Exercise prompt:
Each record below should appear again exactly as written.
— Begin Records to use —
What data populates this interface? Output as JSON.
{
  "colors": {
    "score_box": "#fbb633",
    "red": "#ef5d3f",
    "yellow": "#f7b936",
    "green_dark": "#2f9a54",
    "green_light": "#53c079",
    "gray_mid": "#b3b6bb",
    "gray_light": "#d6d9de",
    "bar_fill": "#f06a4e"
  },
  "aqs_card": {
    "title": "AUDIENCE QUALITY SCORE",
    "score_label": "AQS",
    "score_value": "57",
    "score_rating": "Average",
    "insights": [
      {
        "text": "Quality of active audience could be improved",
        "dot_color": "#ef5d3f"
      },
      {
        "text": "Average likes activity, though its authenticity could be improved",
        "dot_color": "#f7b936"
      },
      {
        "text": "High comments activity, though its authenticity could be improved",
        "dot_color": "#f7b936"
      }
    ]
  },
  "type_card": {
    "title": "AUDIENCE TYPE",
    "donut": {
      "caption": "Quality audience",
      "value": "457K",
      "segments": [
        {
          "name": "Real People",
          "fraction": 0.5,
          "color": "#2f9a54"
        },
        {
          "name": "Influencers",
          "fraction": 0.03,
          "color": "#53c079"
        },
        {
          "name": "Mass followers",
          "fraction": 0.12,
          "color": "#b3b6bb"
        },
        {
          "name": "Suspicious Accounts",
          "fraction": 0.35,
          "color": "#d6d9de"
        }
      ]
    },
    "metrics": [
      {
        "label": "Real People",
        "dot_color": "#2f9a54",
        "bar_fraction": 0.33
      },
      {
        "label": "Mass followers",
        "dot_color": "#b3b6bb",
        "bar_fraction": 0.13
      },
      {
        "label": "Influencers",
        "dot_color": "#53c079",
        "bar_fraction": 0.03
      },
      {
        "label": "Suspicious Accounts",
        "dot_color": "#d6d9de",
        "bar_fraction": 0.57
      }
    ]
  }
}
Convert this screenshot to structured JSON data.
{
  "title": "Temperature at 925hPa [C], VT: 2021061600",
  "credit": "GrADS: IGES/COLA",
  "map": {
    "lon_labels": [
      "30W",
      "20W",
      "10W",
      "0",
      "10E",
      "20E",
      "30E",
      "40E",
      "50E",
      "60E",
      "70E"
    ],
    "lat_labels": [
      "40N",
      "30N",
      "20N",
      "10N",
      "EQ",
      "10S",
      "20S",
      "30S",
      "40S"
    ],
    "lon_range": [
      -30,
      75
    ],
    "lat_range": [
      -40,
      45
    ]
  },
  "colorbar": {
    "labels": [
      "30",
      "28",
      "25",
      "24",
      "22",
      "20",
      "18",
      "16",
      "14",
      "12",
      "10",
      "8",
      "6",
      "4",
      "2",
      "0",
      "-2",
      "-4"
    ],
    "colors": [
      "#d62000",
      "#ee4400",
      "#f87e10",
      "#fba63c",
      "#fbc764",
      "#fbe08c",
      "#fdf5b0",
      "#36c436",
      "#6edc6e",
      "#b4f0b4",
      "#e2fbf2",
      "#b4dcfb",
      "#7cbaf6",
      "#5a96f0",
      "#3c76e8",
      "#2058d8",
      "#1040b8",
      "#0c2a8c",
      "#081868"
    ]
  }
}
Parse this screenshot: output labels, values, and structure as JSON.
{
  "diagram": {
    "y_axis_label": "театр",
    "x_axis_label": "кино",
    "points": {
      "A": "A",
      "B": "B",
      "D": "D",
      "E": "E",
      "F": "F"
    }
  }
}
— End Records to use —
Problem solution:
What data populates this interface? Output as JSON.
{
  "colors": {
    "score_box": "#fbb633",
    "red": "#ef5d3f",
    "yellow": "#f7b936",
    "green_dark": "#2f9a54",
    "green_light": "#53c079",
    "gray_mid": "#b3b6bb",
    "gray_light": "#d6d9de",
    "bar_fill": "#f06a4e"
  },
  "aqs_card": {
    "title": "AUDIENCE QUALITY SCORE",
    "score_label": "AQS",
    "score_value": "57",
    "score_rating": "Average",
    "insights": [
      {
        "text": "Quality of active audience could be improved",
        "dot_color": "#ef5d3f"
      },
      {
        "text": "Average likes activity, though its authenticity could be improved",
        "dot_color": "#f7b936"
      },
      {
        "text": "High comments activity, though its authenticity could be improved",
        "dot_color": "#f7b936"
      }
    ]
  },
  "type_card": {
    "title": "AUDIENCE TYPE",
    "donut": {
      "caption": "Quality audience",
      "value": "457K",
      "segments": [
        {
          "name": "Real People",
          "fraction": 0.5,
          "color": "#2f9a54"
        },
        {
          "name": "Influencers",
          "fraction": 0.03,
          "color": "#53c079"
        },
        {
          "name": "Mass followers",
          "fraction": 0.12,
          "color": "#b3b6bb"
        },
        {
          "name": "Suspicious Accounts",
          "fraction": 0.35,
          "color": "#d6d9de"
        }
      ]
    },
    "metrics": [
      {
        "label": "Real People",
        "dot_color": "#2f9a54",
        "bar_fraction": 0.33
      },
      {
        "label": "Mass followers",
        "dot_color": "#b3b6bb",
        "bar_fraction": 0.13
      },
      {
        "label": "Influencers",
        "dot_color": "#53c079",
        "bar_fraction": 0.03
      },
      {
        "label": "Suspicious Accounts",
        "dot_color": "#d6d9de",
        "bar_fraction": 0.57
      }
    ]
  }
}
Convert this screenshot to structured JSON data.
{
  "title": "Temperature at 925hPa [C], VT: 2021061600",
  "credit": "GrADS: IGES/COLA",
  "map": {
    "lon_labels": [
      "30W",
      "20W",
      "10W",
      "0",
      "10E",
      "20E",
      "30E",
      "40E",
      "50E",
      "60E",
      "70E"
    ],
    "lat_labels": [
      "40N",
      "30N",
      "20N",
      "10N",
      "EQ",
      "10S",
      "20S",
      "30S",
      "40S"
    ],
    "lon_range": [
      -30,
      75
    ],
    "lat_range": [
      -40,
      45
    ]
  },
  "colorbar": {
    "labels": [
      "30",
      "28",
      "25",
      "24",
      "22",
      "20",
      "18",
      "16",
      "14",
      "12",
      "10",
      "8",
      "6",
      "4",
      "2",
      "0",
      "-2",
      "-4"
    ],
    "colors": [
      "#d62000",
      "#ee4400",
      "#f87e10",
      "#fba63c",
      "#fbc764",
      "#fbe08c",
      "#fdf5b0",
      "#36c436",
      "#6edc6e",
      "#b4f0b4",
      "#e2fbf2",
      "#b4dcfb",
      "#7cbaf6",
      "#5a96f0",
      "#3c76e8",
      "#2058d8",
      "#1040b8",
      "#0c2a8c",
      "#081868"
    ]
  }
}
Parse this screenshot: output labels, values, and structure as JSON.
{
  "diagram": {
    "y_axis_label": "театр",
    "x_axis_label": "кино",
    "points": {
      "A": "A",
      "B": "B",
      "D": "D",
      "E": "E",
      "F": "F"
    }
  }
}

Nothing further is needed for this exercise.